Job. What follows is a set of records; restate each one word for word and drop the pictures.

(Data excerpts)

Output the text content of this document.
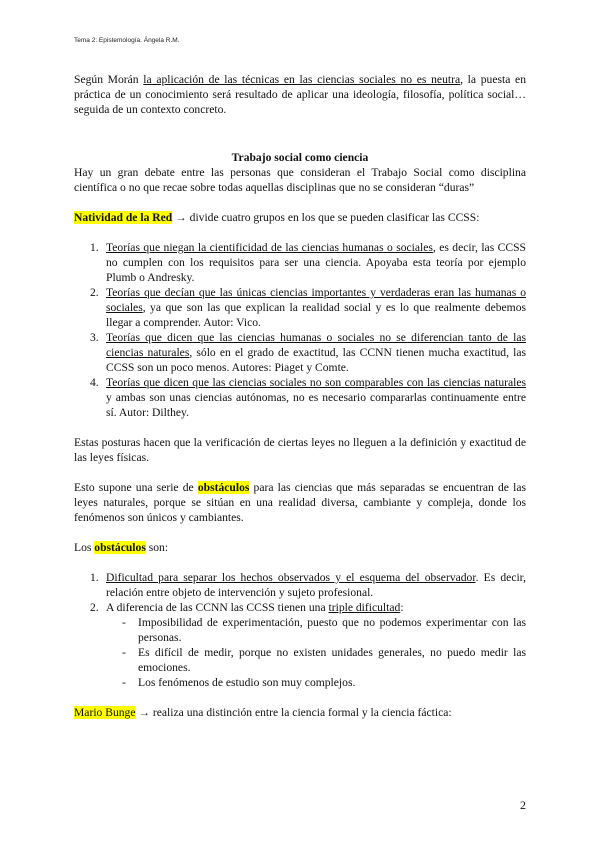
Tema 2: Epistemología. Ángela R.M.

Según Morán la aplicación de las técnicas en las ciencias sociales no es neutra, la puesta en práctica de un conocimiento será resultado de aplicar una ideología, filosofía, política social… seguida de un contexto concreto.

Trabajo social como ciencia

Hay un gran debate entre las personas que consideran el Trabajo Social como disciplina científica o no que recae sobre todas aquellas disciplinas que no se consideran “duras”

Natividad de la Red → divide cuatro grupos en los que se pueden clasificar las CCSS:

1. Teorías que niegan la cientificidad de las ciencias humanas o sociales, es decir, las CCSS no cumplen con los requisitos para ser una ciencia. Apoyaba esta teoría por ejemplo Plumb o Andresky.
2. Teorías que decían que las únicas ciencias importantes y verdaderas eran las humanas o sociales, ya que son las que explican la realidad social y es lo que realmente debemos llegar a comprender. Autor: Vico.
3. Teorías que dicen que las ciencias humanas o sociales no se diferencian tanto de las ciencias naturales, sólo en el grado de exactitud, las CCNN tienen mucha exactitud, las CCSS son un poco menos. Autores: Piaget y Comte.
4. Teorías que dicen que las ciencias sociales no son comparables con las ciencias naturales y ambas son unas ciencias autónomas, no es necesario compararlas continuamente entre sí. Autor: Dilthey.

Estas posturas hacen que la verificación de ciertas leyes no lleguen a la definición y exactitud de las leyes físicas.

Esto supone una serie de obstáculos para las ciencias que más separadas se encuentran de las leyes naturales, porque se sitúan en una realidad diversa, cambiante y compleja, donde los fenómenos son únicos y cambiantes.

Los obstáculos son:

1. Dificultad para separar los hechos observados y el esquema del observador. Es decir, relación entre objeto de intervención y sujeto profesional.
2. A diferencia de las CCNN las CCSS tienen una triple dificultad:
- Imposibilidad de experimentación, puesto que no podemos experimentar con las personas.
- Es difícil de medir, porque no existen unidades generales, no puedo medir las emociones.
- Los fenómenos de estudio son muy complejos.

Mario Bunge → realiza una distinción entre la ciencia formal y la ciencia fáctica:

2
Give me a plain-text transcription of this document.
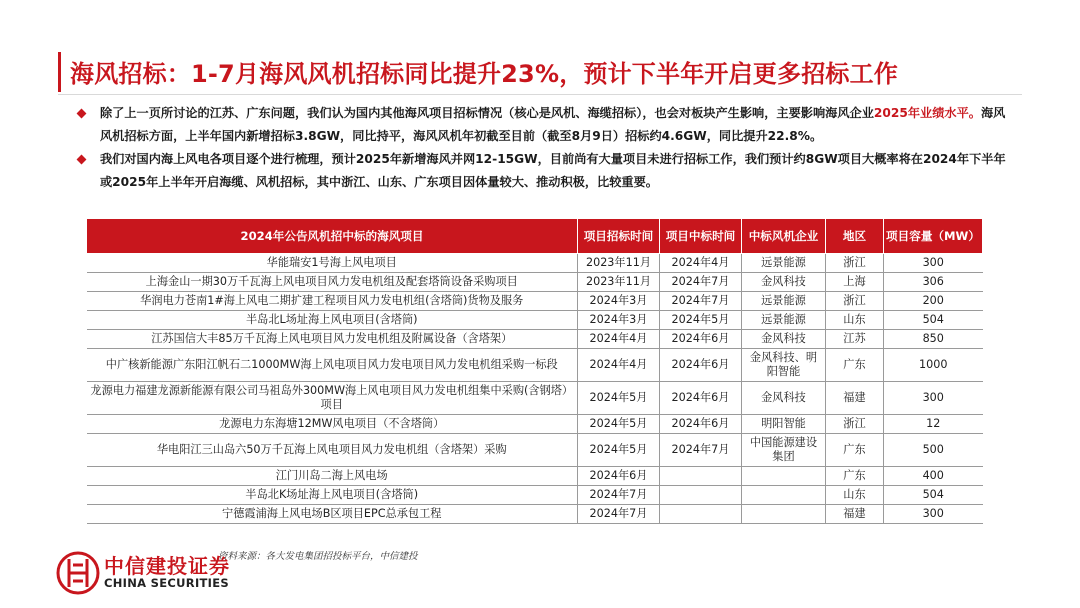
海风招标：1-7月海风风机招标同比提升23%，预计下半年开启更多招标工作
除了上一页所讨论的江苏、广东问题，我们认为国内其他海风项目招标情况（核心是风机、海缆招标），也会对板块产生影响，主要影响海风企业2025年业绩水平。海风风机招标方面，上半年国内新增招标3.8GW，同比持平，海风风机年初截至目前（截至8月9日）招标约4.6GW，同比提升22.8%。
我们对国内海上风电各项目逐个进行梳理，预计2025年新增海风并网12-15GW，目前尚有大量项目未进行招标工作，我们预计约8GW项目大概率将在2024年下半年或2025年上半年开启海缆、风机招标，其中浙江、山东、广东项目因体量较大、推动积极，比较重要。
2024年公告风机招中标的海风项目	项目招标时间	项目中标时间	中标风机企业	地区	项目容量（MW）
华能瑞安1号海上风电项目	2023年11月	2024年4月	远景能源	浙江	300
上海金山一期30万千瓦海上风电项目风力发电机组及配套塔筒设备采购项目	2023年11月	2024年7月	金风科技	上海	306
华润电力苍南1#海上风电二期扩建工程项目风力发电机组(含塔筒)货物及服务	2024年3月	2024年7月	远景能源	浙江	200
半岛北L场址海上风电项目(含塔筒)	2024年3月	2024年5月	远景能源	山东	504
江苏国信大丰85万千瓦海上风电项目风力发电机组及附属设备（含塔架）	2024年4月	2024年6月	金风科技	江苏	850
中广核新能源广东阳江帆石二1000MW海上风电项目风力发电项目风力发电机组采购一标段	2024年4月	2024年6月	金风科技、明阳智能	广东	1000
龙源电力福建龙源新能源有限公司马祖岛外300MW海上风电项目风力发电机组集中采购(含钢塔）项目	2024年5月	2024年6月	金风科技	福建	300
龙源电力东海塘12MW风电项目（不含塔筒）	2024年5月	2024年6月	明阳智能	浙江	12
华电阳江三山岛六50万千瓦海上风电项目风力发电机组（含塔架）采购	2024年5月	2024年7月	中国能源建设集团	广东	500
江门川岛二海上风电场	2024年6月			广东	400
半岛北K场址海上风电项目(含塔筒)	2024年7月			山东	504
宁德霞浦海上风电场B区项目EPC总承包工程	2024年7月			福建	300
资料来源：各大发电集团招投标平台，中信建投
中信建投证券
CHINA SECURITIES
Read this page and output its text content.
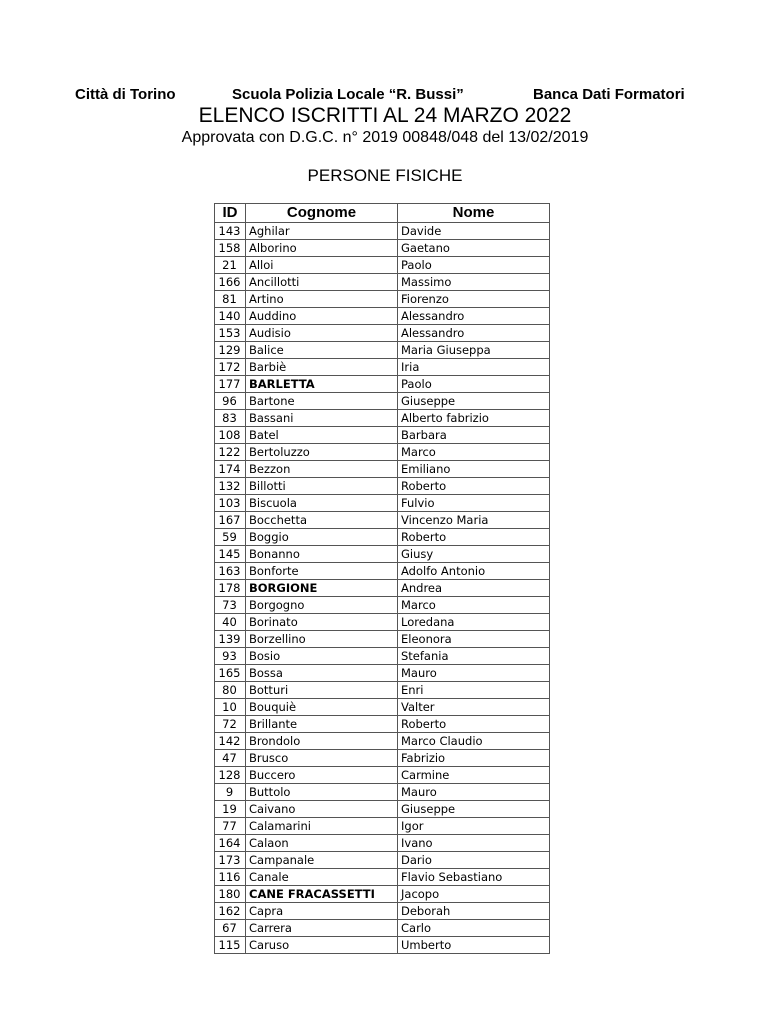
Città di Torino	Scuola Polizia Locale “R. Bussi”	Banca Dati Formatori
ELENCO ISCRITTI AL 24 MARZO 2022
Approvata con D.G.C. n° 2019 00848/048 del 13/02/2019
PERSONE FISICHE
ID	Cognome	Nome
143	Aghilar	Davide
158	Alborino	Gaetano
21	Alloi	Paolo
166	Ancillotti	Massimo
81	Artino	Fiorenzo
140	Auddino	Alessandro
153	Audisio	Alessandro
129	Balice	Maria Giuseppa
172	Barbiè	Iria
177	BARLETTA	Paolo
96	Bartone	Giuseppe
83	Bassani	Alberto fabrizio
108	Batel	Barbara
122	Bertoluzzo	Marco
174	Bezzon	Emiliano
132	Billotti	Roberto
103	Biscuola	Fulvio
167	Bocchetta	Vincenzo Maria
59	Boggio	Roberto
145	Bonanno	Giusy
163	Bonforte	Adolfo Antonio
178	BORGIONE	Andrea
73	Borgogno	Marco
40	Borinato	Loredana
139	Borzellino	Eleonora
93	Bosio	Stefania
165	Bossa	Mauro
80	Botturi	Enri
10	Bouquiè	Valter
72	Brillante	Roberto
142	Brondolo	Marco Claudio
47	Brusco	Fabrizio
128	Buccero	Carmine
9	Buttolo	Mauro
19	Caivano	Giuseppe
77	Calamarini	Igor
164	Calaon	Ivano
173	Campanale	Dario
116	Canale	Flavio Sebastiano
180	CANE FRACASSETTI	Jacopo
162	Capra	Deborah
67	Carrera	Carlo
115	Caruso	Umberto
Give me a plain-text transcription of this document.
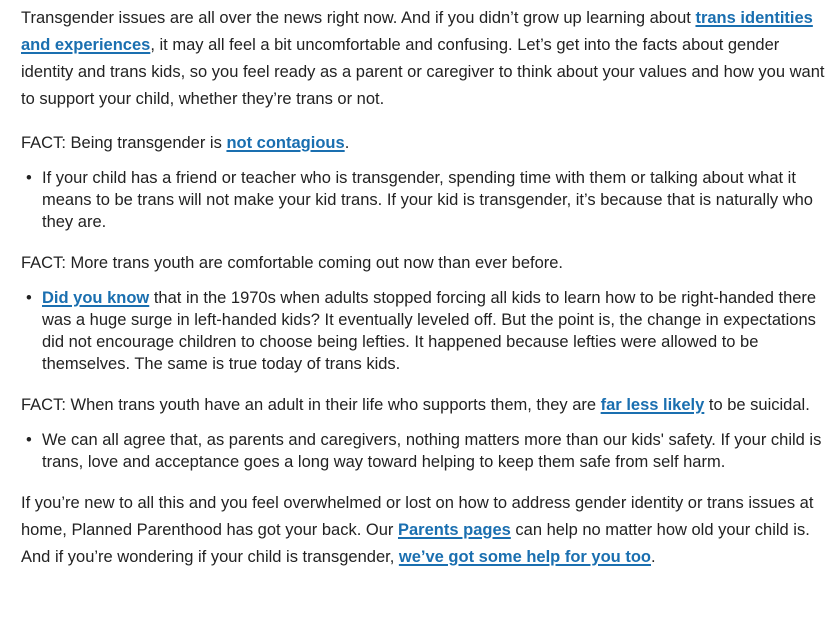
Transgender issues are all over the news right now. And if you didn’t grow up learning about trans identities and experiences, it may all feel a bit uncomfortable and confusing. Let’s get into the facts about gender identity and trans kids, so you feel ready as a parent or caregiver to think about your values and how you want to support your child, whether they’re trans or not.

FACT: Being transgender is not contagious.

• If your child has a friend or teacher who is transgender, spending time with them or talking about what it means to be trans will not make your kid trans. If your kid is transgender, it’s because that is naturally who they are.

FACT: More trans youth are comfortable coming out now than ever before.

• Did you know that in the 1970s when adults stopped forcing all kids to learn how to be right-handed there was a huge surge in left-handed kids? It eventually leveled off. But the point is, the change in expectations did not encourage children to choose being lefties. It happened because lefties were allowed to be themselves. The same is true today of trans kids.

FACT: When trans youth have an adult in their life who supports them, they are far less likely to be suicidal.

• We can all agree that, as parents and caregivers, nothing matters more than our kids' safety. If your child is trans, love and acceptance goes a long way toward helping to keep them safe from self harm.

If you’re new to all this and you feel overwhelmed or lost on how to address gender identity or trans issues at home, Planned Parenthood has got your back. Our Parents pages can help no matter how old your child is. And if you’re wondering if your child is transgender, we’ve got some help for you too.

Response to this task.
Output the text content of this document.
Tema 2: Epistemología. Ángela R.M.

Según Morán la aplicación de las técnicas en las ciencias sociales no es neutra, la puesta en práctica de un conocimiento será resultado de aplicar una ideología, filosofía, política social… seguida de un contexto concreto.

Trabajo social como ciencia

Hay un gran debate entre las personas que consideran el Trabajo Social como disciplina científica o no que recae sobre todas aquellas disciplinas que no se consideran “duras”

Natividad de la Red → divide cuatro grupos en los que se pueden clasificar las CCSS:

1. Teorías que niegan la cientificidad de las ciencias humanas o sociales, es decir, las CCSS no cumplen con los requisitos para ser una ciencia. Apoyaba esta teoría por ejemplo Plumb o Andresky.
2. Teorías que decían que las únicas ciencias importantes y verdaderas eran las humanas o sociales, ya que son las que explican la realidad social y es lo que realmente debemos llegar a comprender. Autor: Vico.
3. Teorías que dicen que las ciencias humanas o sociales no se diferencian tanto de las ciencias naturales, sólo en el grado de exactitud, las CCNN tienen mucha exactitud, las CCSS son un poco menos. Autores: Piaget y Comte.
4. Teorías que dicen que las ciencias sociales no son comparables con las ciencias naturales y ambas son unas ciencias autónomas, no es necesario compararlas continuamente entre sí. Autor: Dilthey.

Estas posturas hacen que la verificación de ciertas leyes no lleguen a la definición y exactitud de las leyes físicas.

Esto supone una serie de obstáculos para las ciencias que más separadas se encuentran de las leyes naturales, porque se sitúan en una realidad diversa, cambiante y compleja, donde los fenómenos son únicos y cambiantes.

Los obstáculos son:

1. Dificultad para separar los hechos observados y el esquema del observador. Es decir, relación entre objeto de intervención y sujeto profesional.
2. A diferencia de las CCNN las CCSS tienen una triple dificultad:
- Imposibilidad de experimentación, puesto que no podemos experimentar con las personas.
- Es difícil de medir, porque no existen unidades generales, no puedo medir las emociones.
- Los fenómenos de estudio son muy complejos.

Mario Bunge → realiza una distinción entre la ciencia formal y la ciencia fáctica:

2
Give me a plain-text transcription of this document.
海风招标：1-7月海风风机招标同比提升23%，预计下半年开启更多招标工作
除了上一页所讨论的江苏、广东问题，我们认为国内其他海风项目招标情况（核心是风机、海缆招标），也会对板块产生影响，主要影响海风企业2025年业绩水平。海风风机招标方面，上半年国内新增招标3.8GW，同比持平，海风风机年初截至目前（截至8月9日）招标约4.6GW，同比提升22.8%。
我们对国内海上风电各项目逐个进行梳理，预计2025年新增海风并网12-15GW，目前尚有大量项目未进行招标工作，我们预计约8GW项目大概率将在2024年下半年或2025年上半年开启海缆、风机招标，其中浙江、山东、广东项目因体量较大、推动积极，比较重要。
2024年公告风机招中标的海风项目	项目招标时间	项目中标时间	中标风机企业	地区	项目容量（MW）
华能瑞安1号海上风电项目	2023年11月	2024年4月	远景能源	浙江	300
上海金山一期30万千瓦海上风电项目风力发电机组及配套塔筒设备采购项目	2023年11月	2024年7月	金风科技	上海	306
华润电力苍南1#海上风电二期扩建工程项目风力发电机组(含塔筒)货物及服务	2024年3月	2024年7月	远景能源	浙江	200
半岛北L场址海上风电项目(含塔筒)	2024年3月	2024年5月	远景能源	山东	504
江苏国信大丰85万千瓦海上风电项目风力发电机组及附属设备（含塔架）	2024年4月	2024年6月	金风科技	江苏	850
中广核新能源广东阳江帆石二1000MW海上风电项目风力发电项目风力发电机组采购一标段	2024年4月	2024年6月	金风科技、明阳智能	广东	1000
龙源电力福建龙源新能源有限公司马祖岛外300MW海上风电项目风力发电机组集中采购(含钢塔）项目	2024年5月	2024年6月	金风科技	福建	300
龙源电力东海塘12MW风电项目（不含塔筒）	2024年5月	2024年6月	明阳智能	浙江	12
华电阳江三山岛六50万千瓦海上风电项目风力发电机组（含塔架）采购	2024年5月	2024年7月	中国能源建设集团	广东	500
江门川岛二海上风电场	2024年6月			广东	400
半岛北K场址海上风电项目(含塔筒)	2024年7月			山东	504
宁德霞浦海上风电场B区项目EPC总承包工程	2024年7月			福建	300
资料来源：各大发电集团招投标平台，中信建投
中信建投证券
CHINA SECURITIES
Read this page and output its text content.
Città di Torino	Scuola Polizia Locale “R. Bussi”	Banca Dati Formatori
ELENCO ISCRITTI AL 24 MARZO 2022
Approvata con D.G.C. n° 2019 00848/048 del 13/02/2019
PERSONE FISICHE
ID	Cognome	Nome
143	Aghilar	Davide
158	Alborino	Gaetano
21	Alloi	Paolo
166	Ancillotti	Massimo
81	Artino	Fiorenzo
140	Auddino	Alessandro
153	Audisio	Alessandro
129	Balice	Maria Giuseppa
172	Barbiè	Iria
177	BARLETTA	Paolo
96	Bartone	Giuseppe
83	Bassani	Alberto fabrizio
108	Batel	Barbara
122	Bertoluzzo	Marco
174	Bezzon	Emiliano
132	Billotti	Roberto
103	Biscuola	Fulvio
167	Bocchetta	Vincenzo Maria
59	Boggio	Roberto
145	Bonanno	Giusy
163	Bonforte	Adolfo Antonio
178	BORGIONE	Andrea
73	Borgogno	Marco
40	Borinato	Loredana
139	Borzellino	Eleonora
93	Bosio	Stefania
165	Bossa	Mauro
80	Botturi	Enri
10	Bouquiè	Valter
72	Brillante	Roberto
142	Brondolo	Marco Claudio
47	Brusco	Fabrizio
128	Buccero	Carmine
9	Buttolo	Mauro
19	Caivano	Giuseppe
77	Calamarini	Igor
164	Calaon	Ivano
173	Campanale	Dario
116	Canale	Flavio Sebastiano
180	CANE FRACASSETTI	Jacopo
162	Capra	Deborah
67	Carrera	Carlo
115	Caruso	Umberto
Give me a plain-text transcription of this document.
Transgender issues are all over the news right now. And if you didn’t grow up learning about trans identities and experiences, it may all feel a bit uncomfortable and confusing. Let’s get into the facts about gender identity and trans kids, so you feel ready as a parent or caregiver to think about your values and how you want to support your child, whether they’re trans or not.

FACT: Being transgender is not contagious.

• If your child has a friend or teacher who is transgender, spending time with them or talking about what it means to be trans will not make your kid trans. If your kid is transgender, it’s because that is naturally who they are.

FACT: More trans youth are comfortable coming out now than ever before.

• Did you know that in the 1970s when adults stopped forcing all kids to learn how to be right-handed there was a huge surge in left-handed kids? It eventually leveled off. But the point is, the change in expectations did not encourage children to choose being lefties. It happened because lefties were allowed to be themselves. The same is true today of trans kids.

FACT: When trans youth have an adult in their life who supports them, they are far less likely to be suicidal.

• We can all agree that, as parents and caregivers, nothing matters more than our kids' safety. If your child is trans, love and acceptance goes a long way toward helping to keep them safe from self harm.

If you’re new to all this and you feel overwhelmed or lost on how to address gender identity or trans issues at home, Planned Parenthood has got your back. Our Parents pages can help no matter how old your child is. And if you’re wondering if your child is transgender, we’ve got some help for you too.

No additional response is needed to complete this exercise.